- Job: Extract the full set of records that follows, word for word.

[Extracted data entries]
—————
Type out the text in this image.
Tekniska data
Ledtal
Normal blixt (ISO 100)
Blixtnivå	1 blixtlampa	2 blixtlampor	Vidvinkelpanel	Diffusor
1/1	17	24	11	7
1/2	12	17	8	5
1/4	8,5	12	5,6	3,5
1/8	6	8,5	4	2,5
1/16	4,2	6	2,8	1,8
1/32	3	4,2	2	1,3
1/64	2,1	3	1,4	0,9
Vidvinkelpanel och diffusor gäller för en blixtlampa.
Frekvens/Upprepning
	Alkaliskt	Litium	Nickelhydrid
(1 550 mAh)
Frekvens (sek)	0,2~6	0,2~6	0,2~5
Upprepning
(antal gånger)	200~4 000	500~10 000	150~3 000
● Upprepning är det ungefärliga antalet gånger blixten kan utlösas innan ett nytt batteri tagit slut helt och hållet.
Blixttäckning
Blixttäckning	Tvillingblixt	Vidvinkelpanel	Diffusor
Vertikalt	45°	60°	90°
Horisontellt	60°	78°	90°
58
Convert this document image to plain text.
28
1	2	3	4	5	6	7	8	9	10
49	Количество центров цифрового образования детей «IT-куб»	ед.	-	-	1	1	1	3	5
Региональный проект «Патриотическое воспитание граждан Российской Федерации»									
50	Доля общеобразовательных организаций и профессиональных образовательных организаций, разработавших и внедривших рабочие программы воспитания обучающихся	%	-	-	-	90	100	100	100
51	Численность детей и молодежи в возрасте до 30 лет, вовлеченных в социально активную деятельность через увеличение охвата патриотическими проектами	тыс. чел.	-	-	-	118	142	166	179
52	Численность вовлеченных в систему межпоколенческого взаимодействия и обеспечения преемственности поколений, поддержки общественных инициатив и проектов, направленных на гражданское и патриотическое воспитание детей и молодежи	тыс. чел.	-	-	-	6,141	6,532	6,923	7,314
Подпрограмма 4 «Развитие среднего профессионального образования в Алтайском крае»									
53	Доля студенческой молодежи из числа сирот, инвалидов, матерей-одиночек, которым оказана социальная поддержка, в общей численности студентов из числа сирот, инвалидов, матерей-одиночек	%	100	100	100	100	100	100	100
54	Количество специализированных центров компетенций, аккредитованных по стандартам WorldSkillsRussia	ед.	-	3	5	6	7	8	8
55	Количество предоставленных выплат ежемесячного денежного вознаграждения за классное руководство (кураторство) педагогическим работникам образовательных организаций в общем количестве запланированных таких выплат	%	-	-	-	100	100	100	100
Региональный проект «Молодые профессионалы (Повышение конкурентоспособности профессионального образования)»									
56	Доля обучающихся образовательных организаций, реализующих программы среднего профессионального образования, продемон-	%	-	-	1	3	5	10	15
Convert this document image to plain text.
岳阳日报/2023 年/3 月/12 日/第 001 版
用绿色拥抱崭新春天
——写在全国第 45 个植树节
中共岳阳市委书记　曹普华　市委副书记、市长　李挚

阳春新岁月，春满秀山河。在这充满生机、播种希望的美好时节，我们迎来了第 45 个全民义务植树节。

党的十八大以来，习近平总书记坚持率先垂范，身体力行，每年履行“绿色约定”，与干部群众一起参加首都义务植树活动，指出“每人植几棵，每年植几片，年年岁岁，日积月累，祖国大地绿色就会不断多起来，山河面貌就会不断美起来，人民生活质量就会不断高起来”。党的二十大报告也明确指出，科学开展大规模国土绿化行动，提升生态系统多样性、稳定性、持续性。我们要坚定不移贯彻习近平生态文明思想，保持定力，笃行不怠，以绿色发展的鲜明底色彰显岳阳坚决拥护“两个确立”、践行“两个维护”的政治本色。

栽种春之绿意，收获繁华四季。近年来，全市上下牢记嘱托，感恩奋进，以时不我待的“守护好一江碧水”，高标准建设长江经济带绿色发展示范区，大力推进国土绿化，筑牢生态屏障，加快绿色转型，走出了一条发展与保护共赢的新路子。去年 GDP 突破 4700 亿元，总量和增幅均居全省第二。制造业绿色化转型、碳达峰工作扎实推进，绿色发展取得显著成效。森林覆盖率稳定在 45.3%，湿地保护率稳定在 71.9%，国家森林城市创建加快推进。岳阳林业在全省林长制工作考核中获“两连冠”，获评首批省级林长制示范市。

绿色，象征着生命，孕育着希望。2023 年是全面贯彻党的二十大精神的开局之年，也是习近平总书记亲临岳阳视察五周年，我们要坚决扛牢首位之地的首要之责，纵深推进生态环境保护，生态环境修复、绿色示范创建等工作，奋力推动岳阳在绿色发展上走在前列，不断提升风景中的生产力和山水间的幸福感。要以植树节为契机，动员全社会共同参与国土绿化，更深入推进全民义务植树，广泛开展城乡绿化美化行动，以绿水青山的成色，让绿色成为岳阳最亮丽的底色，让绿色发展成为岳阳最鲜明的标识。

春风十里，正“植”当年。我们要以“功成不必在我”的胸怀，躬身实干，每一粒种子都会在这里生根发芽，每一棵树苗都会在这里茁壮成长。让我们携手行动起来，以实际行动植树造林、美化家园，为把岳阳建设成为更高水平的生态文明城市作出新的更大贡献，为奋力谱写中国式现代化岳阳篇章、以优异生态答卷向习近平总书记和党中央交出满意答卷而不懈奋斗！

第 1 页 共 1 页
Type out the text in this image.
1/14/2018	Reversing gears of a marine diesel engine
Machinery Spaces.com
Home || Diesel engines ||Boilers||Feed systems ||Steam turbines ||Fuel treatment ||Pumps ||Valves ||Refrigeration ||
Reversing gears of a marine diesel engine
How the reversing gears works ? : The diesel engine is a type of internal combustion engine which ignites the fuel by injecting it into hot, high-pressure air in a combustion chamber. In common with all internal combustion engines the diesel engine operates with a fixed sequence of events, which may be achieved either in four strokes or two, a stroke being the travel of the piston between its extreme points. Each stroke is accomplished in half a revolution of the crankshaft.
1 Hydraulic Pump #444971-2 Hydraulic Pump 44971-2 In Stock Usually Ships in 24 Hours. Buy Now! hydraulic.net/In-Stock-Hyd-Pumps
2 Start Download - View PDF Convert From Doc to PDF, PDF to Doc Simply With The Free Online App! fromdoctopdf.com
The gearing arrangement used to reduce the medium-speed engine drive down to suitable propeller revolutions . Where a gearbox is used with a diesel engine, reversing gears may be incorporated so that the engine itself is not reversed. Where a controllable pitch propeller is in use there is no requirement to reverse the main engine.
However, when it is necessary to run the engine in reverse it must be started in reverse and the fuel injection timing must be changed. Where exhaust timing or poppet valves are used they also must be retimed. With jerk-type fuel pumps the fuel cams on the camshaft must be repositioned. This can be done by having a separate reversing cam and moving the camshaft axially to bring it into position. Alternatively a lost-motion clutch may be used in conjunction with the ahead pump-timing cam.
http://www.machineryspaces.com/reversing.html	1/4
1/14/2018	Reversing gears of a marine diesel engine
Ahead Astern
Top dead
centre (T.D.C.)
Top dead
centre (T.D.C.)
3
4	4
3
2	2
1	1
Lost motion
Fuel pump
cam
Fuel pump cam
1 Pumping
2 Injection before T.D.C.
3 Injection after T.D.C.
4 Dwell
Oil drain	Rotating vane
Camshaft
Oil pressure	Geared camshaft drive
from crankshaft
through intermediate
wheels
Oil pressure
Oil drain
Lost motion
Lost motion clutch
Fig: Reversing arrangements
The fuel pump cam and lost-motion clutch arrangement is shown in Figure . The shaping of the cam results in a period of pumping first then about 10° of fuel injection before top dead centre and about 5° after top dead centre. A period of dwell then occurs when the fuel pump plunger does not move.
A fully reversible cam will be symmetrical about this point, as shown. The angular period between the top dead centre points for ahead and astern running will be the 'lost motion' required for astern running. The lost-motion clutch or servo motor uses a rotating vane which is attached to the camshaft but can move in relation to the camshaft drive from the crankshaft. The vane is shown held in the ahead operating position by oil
—————
- Reply:
Type out the text in this image.
Tekniska data
Ledtal
Normal blixt (ISO 100)
Blixtnivå	1 blixtlampa	2 blixtlampor	Vidvinkelpanel	Diffusor
1/1	17	24	11	7
1/2	12	17	8	5
1/4	8,5	12	5,6	3,5
1/8	6	8,5	4	2,5
1/16	4,2	6	2,8	1,8
1/32	3	4,2	2	1,3
1/64	2,1	3	1,4	0,9
Vidvinkelpanel och diffusor gäller för en blixtlampa.
Frekvens/Upprepning
	Alkaliskt	Litium	Nickelhydrid
(1 550 mAh)
Frekvens (sek)	0,2~6	0,2~6	0,2~5
Upprepning
(antal gånger)	200~4 000	500~10 000	150~3 000
● Upprepning är det ungefärliga antalet gånger blixten kan utlösas innan ett nytt batteri tagit slut helt och hållet.
Blixttäckning
Blixttäckning	Tvillingblixt	Vidvinkelpanel	Diffusor
Vertikalt	45°	60°	90°
Horisontellt	60°	78°	90°
58
Convert this document image to plain text.
28
1	2	3	4	5	6	7	8	9	10
49	Количество центров цифрового образования детей «IT-куб»	ед.	-	-	1	1	1	3	5
Региональный проект «Патриотическое воспитание граждан Российской Федерации»									
50	Доля общеобразовательных организаций и профессиональных образовательных организаций, разработавших и внедривших рабочие программы воспитания обучающихся	%	-	-	-	90	100	100	100
51	Численность детей и молодежи в возрасте до 30 лет, вовлеченных в социально активную деятельность через увеличение охвата патриотическими проектами	тыс. чел.	-	-	-	118	142	166	179
52	Численность вовлеченных в систему межпоколенческого взаимодействия и обеспечения преемственности поколений, поддержки общественных инициатив и проектов, направленных на гражданское и патриотическое воспитание детей и молодежи	тыс. чел.	-	-	-	6,141	6,532	6,923	7,314
Подпрограмма 4 «Развитие среднего профессионального образования в Алтайском крае»									
53	Доля студенческой молодежи из числа сирот, инвалидов, матерей-одиночек, которым оказана социальная поддержка, в общей численности студентов из числа сирот, инвалидов, матерей-одиночек	%	100	100	100	100	100	100	100
54	Количество специализированных центров компетенций, аккредитованных по стандартам WorldSkillsRussia	ед.	-	3	5	6	7	8	8
55	Количество предоставленных выплат ежемесячного денежного вознаграждения за классное руководство (кураторство) педагогическим работникам образовательных организаций в общем количестве запланированных таких выплат	%	-	-	-	100	100	100	100
Региональный проект «Молодые профессионалы (Повышение конкурентоспособности профессионального образования)»									
56	Доля обучающихся образовательных организаций, реализующих программы среднего профессионального образования, продемон-	%	-	-	1	3	5	10	15
Convert this document image to plain text.
岳阳日报/2023 年/3 月/12 日/第 001 版
用绿色拥抱崭新春天
——写在全国第 45 个植树节
中共岳阳市委书记　曹普华　市委副书记、市长　李挚

阳春新岁月，春满秀山河。在这充满生机、播种希望的美好时节，我们迎来了第 45 个全民义务植树节。

党的十八大以来，习近平总书记坚持率先垂范，身体力行，每年履行“绿色约定”，与干部群众一起参加首都义务植树活动，指出“每人植几棵，每年植几片，年年岁岁，日积月累，祖国大地绿色就会不断多起来，山河面貌就会不断美起来，人民生活质量就会不断高起来”。党的二十大报告也明确指出，科学开展大规模国土绿化行动，提升生态系统多样性、稳定性、持续性。我们要坚定不移贯彻习近平生态文明思想，保持定力，笃行不怠，以绿色发展的鲜明底色彰显岳阳坚决拥护“两个确立”、践行“两个维护”的政治本色。

栽种春之绿意，收获繁华四季。近年来，全市上下牢记嘱托，感恩奋进，以时不我待的“守护好一江碧水”，高标准建设长江经济带绿色发展示范区，大力推进国土绿化，筑牢生态屏障，加快绿色转型，走出了一条发展与保护共赢的新路子。去年 GDP 突破 4700 亿元，总量和增幅均居全省第二。制造业绿色化转型、碳达峰工作扎实推进，绿色发展取得显著成效。森林覆盖率稳定在 45.3%，湿地保护率稳定在 71.9%，国家森林城市创建加快推进。岳阳林业在全省林长制工作考核中获“两连冠”，获评首批省级林长制示范市。

绿色，象征着生命，孕育着希望。2023 年是全面贯彻党的二十大精神的开局之年，也是习近平总书记亲临岳阳视察五周年，我们要坚决扛牢首位之地的首要之责，纵深推进生态环境保护，生态环境修复、绿色示范创建等工作，奋力推动岳阳在绿色发展上走在前列，不断提升风景中的生产力和山水间的幸福感。要以植树节为契机，动员全社会共同参与国土绿化，更深入推进全民义务植树，广泛开展城乡绿化美化行动，以绿水青山的成色，让绿色成为岳阳最亮丽的底色，让绿色发展成为岳阳最鲜明的标识。

春风十里，正“植”当年。我们要以“功成不必在我”的胸怀，躬身实干，每一粒种子都会在这里生根发芽，每一棵树苗都会在这里茁壮成长。让我们携手行动起来，以实际行动植树造林、美化家园，为把岳阳建设成为更高水平的生态文明城市作出新的更大贡献，为奋力谱写中国式现代化岳阳篇章、以优异生态答卷向习近平总书记和党中央交出满意答卷而不懈奋斗！

第 1 页 共 1 页
Type out the text in this image.
1/14/2018	Reversing gears of a marine diesel engine
Machinery Spaces.com
Home || Diesel engines ||Boilers||Feed systems ||Steam turbines ||Fuel treatment ||Pumps ||Valves ||Refrigeration ||
Reversing gears of a marine diesel engine
How the reversing gears works ? : The diesel engine is a type of internal combustion engine which ignites the fuel by injecting it into hot, high-pressure air in a combustion chamber. In common with all internal combustion engines the diesel engine operates with a fixed sequence of events, which may be achieved either in four strokes or two, a stroke being the travel of the piston between its extreme points. Each stroke is accomplished in half a revolution of the crankshaft.
1 Hydraulic Pump #444971-2 Hydraulic Pump 44971-2 In Stock Usually Ships in 24 Hours. Buy Now! hydraulic.net/In-Stock-Hyd-Pumps
2 Start Download - View PDF Convert From Doc to PDF, PDF to Doc Simply With The Free Online App! fromdoctopdf.com
The gearing arrangement used to reduce the medium-speed engine drive down to suitable propeller revolutions . Where a gearbox is used with a diesel engine, reversing gears may be incorporated so that the engine itself is not reversed. Where a controllable pitch propeller is in use there is no requirement to reverse the main engine.
However, when it is necessary to run the engine in reverse it must be started in reverse and the fuel injection timing must be changed. Where exhaust timing or poppet valves are used they also must be retimed. With jerk-type fuel pumps the fuel cams on the camshaft must be repositioned. This can be done by having a separate reversing cam and moving the camshaft axially to bring it into position. Alternatively a lost-motion clutch may be used in conjunction with the ahead pump-timing cam.
http://www.machineryspaces.com/reversing.html	1/4
1/14/2018	Reversing gears of a marine diesel engine
Ahead Astern
Top dead
centre (T.D.C.)
Top dead
centre (T.D.C.)
3
4	4
3
2	2
1	1
Lost motion
Fuel pump
cam
Fuel pump cam
1 Pumping
2 Injection before T.D.C.
3 Injection after T.D.C.
4 Dwell
Oil drain	Rotating vane
Camshaft
Oil pressure	Geared camshaft drive
from crankshaft
through intermediate
wheels
Oil pressure
Oil drain
Lost motion
Lost motion clutch
Fig: Reversing arrangements
The fuel pump cam and lost-motion clutch arrangement is shown in Figure . The shaping of the cam results in a period of pumping first then about 10° of fuel injection before top dead centre and about 5° after top dead centre. A period of dwell then occurs when the fuel pump plunger does not move.
A fully reversible cam will be symmetrical about this point, as shown. The angular period between the top dead centre points for ahead and astern running will be the 'lost motion' required for astern running. The lost-motion clutch or servo motor uses a rotating vane which is attached to the camshaft but can move in relation to the camshaft drive from the crankshaft. The vane is shown held in the ahead operating position by oil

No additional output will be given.